**What the exercise asks:** Say how many lines contain the string "image". Give no other output.

>> Start Records

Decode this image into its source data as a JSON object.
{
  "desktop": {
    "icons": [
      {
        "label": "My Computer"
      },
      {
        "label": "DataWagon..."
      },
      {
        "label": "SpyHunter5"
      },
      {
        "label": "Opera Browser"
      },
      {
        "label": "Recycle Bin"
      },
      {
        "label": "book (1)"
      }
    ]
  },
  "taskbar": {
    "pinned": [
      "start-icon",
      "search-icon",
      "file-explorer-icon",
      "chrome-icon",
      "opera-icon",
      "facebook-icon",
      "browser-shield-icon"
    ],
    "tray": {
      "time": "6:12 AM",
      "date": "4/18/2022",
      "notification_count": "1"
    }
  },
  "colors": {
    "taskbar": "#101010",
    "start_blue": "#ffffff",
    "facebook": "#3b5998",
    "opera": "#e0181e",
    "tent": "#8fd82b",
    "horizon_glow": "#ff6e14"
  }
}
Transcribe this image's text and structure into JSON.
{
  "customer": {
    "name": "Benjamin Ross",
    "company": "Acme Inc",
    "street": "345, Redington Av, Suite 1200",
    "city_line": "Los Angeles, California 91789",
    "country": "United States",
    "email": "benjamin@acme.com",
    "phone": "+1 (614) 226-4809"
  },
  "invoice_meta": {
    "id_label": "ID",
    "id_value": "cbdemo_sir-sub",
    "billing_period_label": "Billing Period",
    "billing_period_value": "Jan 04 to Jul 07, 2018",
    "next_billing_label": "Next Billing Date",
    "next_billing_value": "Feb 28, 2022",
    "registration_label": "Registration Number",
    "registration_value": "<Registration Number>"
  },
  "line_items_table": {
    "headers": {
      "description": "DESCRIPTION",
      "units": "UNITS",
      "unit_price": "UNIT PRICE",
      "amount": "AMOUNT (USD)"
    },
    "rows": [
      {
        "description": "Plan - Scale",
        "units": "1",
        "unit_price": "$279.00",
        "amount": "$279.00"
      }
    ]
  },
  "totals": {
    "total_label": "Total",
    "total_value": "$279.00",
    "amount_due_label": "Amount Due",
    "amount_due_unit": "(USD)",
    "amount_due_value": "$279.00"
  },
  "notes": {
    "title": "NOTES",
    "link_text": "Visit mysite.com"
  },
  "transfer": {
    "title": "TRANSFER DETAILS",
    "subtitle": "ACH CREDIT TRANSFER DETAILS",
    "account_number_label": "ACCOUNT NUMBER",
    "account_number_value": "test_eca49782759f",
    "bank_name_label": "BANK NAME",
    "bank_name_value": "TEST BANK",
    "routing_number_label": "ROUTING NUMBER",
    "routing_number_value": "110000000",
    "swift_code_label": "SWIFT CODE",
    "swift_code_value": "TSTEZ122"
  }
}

>> End Records
>> Start Records

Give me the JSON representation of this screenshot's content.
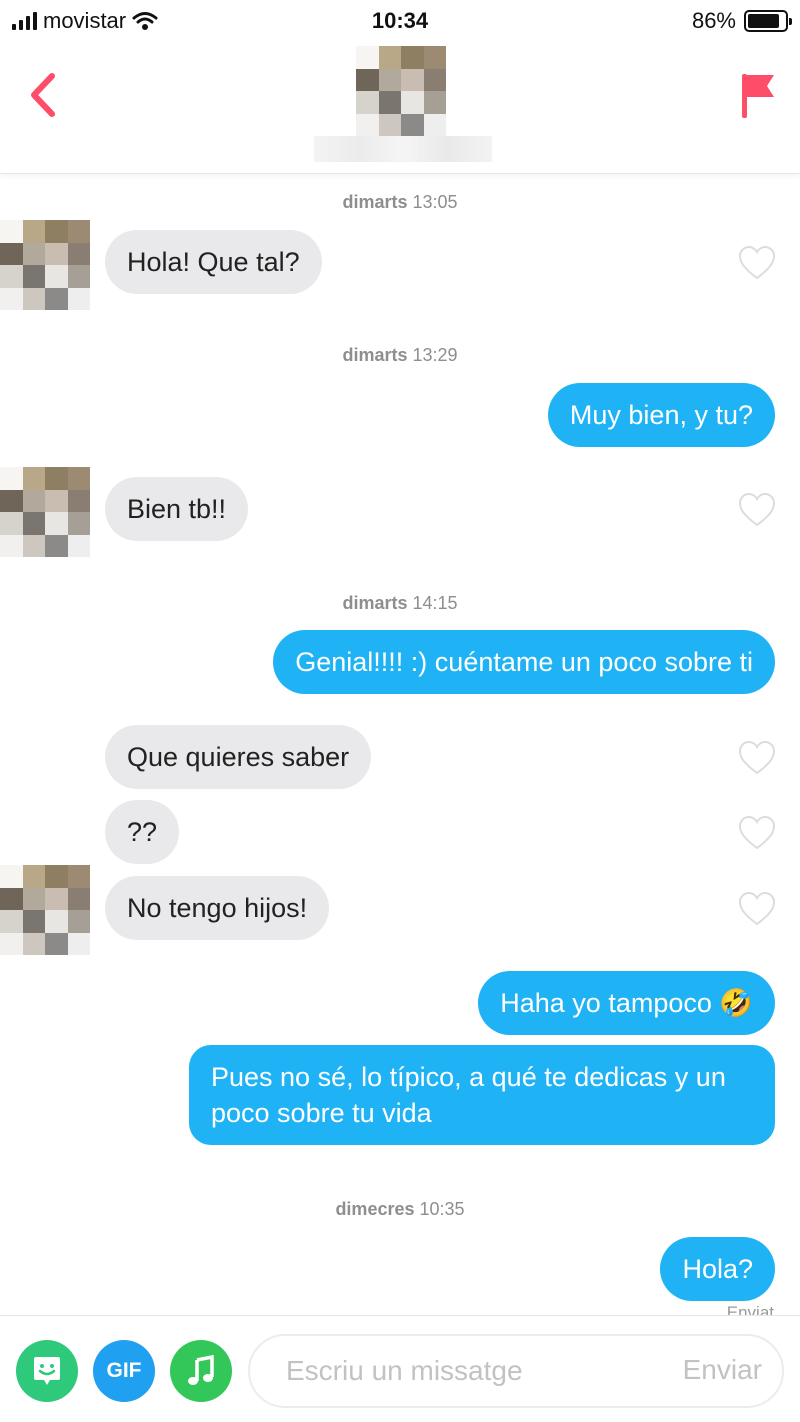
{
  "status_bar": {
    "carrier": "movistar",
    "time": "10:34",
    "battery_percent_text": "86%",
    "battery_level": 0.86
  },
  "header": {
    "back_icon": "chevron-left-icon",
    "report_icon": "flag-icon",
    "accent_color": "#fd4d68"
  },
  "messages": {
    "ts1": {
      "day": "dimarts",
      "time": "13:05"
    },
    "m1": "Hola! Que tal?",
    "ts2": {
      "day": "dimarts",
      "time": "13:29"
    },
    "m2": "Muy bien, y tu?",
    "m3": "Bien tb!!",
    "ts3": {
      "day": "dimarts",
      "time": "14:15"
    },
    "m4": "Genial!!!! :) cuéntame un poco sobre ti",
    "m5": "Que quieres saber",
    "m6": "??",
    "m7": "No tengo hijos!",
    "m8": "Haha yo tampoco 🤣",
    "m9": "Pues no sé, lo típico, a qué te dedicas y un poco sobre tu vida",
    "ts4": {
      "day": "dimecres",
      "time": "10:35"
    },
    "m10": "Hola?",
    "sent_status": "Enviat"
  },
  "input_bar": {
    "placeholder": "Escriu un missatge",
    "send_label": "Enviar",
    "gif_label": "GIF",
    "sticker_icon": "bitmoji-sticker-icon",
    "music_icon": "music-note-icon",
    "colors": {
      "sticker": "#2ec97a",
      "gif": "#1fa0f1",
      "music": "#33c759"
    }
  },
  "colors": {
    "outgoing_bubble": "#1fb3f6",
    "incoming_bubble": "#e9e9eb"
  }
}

>> End Records
>> Start Records

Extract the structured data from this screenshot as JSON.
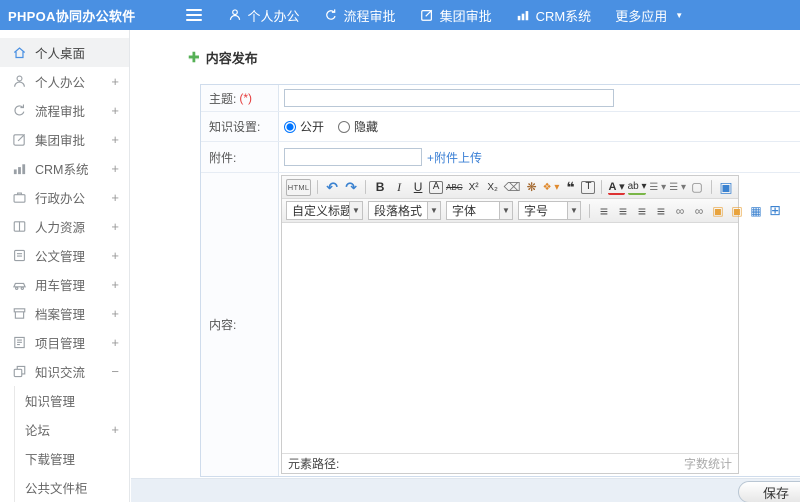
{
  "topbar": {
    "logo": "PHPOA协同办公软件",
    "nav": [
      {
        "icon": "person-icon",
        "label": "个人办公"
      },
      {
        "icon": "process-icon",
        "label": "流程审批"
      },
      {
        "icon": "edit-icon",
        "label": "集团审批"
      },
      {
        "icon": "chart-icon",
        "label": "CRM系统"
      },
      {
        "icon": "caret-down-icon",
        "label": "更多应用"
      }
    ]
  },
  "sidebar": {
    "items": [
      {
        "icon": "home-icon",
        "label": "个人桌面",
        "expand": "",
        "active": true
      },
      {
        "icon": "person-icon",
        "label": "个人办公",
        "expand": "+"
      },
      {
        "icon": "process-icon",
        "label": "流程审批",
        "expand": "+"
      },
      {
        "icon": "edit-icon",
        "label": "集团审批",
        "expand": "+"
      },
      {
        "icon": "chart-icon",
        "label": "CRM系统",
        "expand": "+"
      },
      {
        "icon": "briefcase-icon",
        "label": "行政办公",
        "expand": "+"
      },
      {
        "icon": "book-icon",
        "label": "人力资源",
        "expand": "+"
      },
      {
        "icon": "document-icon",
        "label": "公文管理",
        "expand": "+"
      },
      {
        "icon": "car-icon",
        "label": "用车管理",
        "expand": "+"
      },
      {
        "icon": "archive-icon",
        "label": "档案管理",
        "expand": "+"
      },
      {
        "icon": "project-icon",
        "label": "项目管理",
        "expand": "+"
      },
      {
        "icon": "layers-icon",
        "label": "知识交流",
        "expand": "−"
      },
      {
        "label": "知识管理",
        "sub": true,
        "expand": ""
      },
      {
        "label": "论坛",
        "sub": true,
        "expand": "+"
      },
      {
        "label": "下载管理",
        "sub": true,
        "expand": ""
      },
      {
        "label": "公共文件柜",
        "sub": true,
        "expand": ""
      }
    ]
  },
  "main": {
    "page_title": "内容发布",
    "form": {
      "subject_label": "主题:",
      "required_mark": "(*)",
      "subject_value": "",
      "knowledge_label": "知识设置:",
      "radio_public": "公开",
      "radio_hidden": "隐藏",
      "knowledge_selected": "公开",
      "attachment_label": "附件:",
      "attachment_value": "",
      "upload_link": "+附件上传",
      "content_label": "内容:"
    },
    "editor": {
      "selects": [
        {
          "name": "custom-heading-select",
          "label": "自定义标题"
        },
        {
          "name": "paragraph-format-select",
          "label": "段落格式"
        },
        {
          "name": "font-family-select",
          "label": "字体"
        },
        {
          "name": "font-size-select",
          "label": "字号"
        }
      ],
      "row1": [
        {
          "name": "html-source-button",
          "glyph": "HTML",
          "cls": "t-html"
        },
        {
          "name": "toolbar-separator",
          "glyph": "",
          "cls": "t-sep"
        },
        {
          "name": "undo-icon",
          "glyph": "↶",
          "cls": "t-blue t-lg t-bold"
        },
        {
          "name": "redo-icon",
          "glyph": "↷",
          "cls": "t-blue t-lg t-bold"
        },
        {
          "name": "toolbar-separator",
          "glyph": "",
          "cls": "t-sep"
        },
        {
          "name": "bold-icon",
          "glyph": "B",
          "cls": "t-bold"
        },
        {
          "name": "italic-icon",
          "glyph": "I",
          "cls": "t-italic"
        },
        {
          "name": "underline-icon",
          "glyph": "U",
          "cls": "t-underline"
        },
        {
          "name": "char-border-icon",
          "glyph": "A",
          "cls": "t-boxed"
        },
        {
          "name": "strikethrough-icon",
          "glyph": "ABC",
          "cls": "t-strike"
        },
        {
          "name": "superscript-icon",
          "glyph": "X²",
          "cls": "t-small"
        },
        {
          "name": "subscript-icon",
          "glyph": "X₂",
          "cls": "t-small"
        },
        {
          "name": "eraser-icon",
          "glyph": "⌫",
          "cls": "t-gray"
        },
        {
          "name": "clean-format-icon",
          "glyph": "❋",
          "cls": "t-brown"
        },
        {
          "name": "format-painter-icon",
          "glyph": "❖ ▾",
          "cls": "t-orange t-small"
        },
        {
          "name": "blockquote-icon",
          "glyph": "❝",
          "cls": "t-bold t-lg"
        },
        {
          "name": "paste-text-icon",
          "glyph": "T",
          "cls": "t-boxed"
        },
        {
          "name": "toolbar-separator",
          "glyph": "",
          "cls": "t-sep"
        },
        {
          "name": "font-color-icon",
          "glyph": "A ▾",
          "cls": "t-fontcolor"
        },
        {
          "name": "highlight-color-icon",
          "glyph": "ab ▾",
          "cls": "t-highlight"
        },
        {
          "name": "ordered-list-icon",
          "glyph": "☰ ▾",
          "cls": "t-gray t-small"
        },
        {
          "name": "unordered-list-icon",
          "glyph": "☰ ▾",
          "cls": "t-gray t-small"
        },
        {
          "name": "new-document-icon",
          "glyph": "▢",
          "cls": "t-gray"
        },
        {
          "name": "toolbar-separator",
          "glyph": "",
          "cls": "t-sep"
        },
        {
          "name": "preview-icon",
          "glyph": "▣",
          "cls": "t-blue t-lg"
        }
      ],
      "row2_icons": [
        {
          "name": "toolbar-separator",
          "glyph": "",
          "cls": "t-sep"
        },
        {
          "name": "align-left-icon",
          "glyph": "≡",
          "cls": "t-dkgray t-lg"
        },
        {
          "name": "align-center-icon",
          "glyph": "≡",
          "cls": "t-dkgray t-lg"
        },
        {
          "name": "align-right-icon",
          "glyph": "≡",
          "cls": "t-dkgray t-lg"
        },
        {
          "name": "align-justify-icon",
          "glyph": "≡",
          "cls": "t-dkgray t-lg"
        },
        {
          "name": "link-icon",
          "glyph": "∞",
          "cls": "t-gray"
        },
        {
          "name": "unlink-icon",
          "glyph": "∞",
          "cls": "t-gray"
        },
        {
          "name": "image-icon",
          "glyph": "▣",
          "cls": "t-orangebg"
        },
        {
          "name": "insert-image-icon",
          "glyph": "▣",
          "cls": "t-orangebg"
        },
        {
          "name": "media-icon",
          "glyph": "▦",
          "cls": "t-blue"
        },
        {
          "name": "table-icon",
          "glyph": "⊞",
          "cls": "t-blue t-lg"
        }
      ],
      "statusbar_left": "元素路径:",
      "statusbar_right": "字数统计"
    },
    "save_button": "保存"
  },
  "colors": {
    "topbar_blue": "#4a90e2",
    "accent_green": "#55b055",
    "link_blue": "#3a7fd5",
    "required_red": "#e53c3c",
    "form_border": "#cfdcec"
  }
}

>> End Records

**Answer below:** 4